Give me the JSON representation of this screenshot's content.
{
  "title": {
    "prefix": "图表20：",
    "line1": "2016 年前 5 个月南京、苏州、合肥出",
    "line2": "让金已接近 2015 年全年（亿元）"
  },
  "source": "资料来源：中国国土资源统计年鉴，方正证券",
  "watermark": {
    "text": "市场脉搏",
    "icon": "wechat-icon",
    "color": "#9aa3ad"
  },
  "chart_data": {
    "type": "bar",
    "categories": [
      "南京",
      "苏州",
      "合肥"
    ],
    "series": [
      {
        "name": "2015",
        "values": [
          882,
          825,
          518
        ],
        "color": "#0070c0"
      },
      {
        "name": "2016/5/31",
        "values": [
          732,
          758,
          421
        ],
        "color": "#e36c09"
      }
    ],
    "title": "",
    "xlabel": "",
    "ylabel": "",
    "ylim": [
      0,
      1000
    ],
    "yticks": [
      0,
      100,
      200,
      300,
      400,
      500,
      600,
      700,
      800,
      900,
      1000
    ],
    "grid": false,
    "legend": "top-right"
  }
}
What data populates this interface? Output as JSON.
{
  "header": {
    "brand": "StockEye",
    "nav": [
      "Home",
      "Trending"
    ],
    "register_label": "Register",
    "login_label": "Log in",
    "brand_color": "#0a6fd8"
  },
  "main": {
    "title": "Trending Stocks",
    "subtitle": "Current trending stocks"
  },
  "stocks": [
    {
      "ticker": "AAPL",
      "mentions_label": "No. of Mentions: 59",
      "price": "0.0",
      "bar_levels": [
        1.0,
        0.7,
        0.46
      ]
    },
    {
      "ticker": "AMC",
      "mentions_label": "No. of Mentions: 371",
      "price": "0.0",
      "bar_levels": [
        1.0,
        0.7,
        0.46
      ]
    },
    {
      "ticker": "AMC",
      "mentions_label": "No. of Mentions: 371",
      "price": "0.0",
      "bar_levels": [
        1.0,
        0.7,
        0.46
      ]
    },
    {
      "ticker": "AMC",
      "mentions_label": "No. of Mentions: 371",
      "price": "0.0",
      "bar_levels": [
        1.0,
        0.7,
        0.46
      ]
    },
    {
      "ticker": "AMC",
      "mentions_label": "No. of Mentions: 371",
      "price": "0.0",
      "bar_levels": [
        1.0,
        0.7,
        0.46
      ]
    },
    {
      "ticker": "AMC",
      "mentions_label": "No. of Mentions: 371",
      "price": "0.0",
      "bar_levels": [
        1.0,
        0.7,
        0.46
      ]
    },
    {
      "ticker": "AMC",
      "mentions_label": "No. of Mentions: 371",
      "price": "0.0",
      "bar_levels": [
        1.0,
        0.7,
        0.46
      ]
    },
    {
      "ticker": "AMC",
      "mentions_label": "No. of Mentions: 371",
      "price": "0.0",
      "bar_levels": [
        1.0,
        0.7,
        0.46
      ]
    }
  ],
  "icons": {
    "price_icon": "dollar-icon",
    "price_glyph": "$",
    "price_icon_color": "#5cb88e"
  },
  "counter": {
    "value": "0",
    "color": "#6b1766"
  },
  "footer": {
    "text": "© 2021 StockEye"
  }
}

### WHAT YOU HAVE TO DO
Print the records above exactly as they appear.

### TASK RESULT
Give me the JSON representation of this screenshot's content.
{
  "title": {
    "prefix": "图表20：",
    "line1": "2016 年前 5 个月南京、苏州、合肥出",
    "line2": "让金已接近 2015 年全年（亿元）"
  },
  "source": "资料来源：中国国土资源统计年鉴，方正证券",
  "watermark": {
    "text": "市场脉搏",
    "icon": "wechat-icon",
    "color": "#9aa3ad"
  },
  "chart_data": {
    "type": "bar",
    "categories": [
      "南京",
      "苏州",
      "合肥"
    ],
    "series": [
      {
        "name": "2015",
        "values": [
          882,
          825,
          518
        ],
        "color": "#0070c0"
      },
      {
        "name": "2016/5/31",
        "values": [
          732,
          758,
          421
        ],
        "color": "#e36c09"
      }
    ],
    "title": "",
    "xlabel": "",
    "ylabel": "",
    "ylim": [
      0,
      1000
    ],
    "yticks": [
      0,
      100,
      200,
      300,
      400,
      500,
      600,
      700,
      800,
      900,
      1000
    ],
    "grid": false,
    "legend": "top-right"
  }
}
What data populates this interface? Output as JSON.
{
  "header": {
    "brand": "StockEye",
    "nav": [
      "Home",
      "Trending"
    ],
    "register_label": "Register",
    "login_label": "Log in",
    "brand_color": "#0a6fd8"
  },
  "main": {
    "title": "Trending Stocks",
    "subtitle": "Current trending stocks"
  },
  "stocks": [
    {
      "ticker": "AAPL",
      "mentions_label": "No. of Mentions: 59",
      "price": "0.0",
      "bar_levels": [
        1.0,
        0.7,
        0.46
      ]
    },
    {
      "ticker": "AMC",
      "mentions_label": "No. of Mentions: 371",
      "price": "0.0",
      "bar_levels": [
        1.0,
        0.7,
        0.46
      ]
    },
    {
      "ticker": "AMC",
      "mentions_label": "No. of Mentions: 371",
      "price": "0.0",
      "bar_levels": [
        1.0,
        0.7,
        0.46
      ]
    },
    {
      "ticker": "AMC",
      "mentions_label": "No. of Mentions: 371",
      "price": "0.0",
      "bar_levels": [
        1.0,
        0.7,
        0.46
      ]
    },
    {
      "ticker": "AMC",
      "mentions_label": "No. of Mentions: 371",
      "price": "0.0",
      "bar_levels": [
        1.0,
        0.7,
        0.46
      ]
    },
    {
      "ticker": "AMC",
      "mentions_label": "No. of Mentions: 371",
      "price": "0.0",
      "bar_levels": [
        1.0,
        0.7,
        0.46
      ]
    },
    {
      "ticker": "AMC",
      "mentions_label": "No. of Mentions: 371",
      "price": "0.0",
      "bar_levels": [
        1.0,
        0.7,
        0.46
      ]
    },
    {
      "ticker": "AMC",
      "mentions_label": "No. of Mentions: 371",
      "price": "0.0",
      "bar_levels": [
        1.0,
        0.7,
        0.46
      ]
    }
  ],
  "icons": {
    "price_icon": "dollar-icon",
    "price_glyph": "$",
    "price_icon_color": "#5cb88e"
  },
  "counter": {
    "value": "0",
    "color": "#6b1766"
  },
  "footer": {
    "text": "© 2021 StockEye"
  }
}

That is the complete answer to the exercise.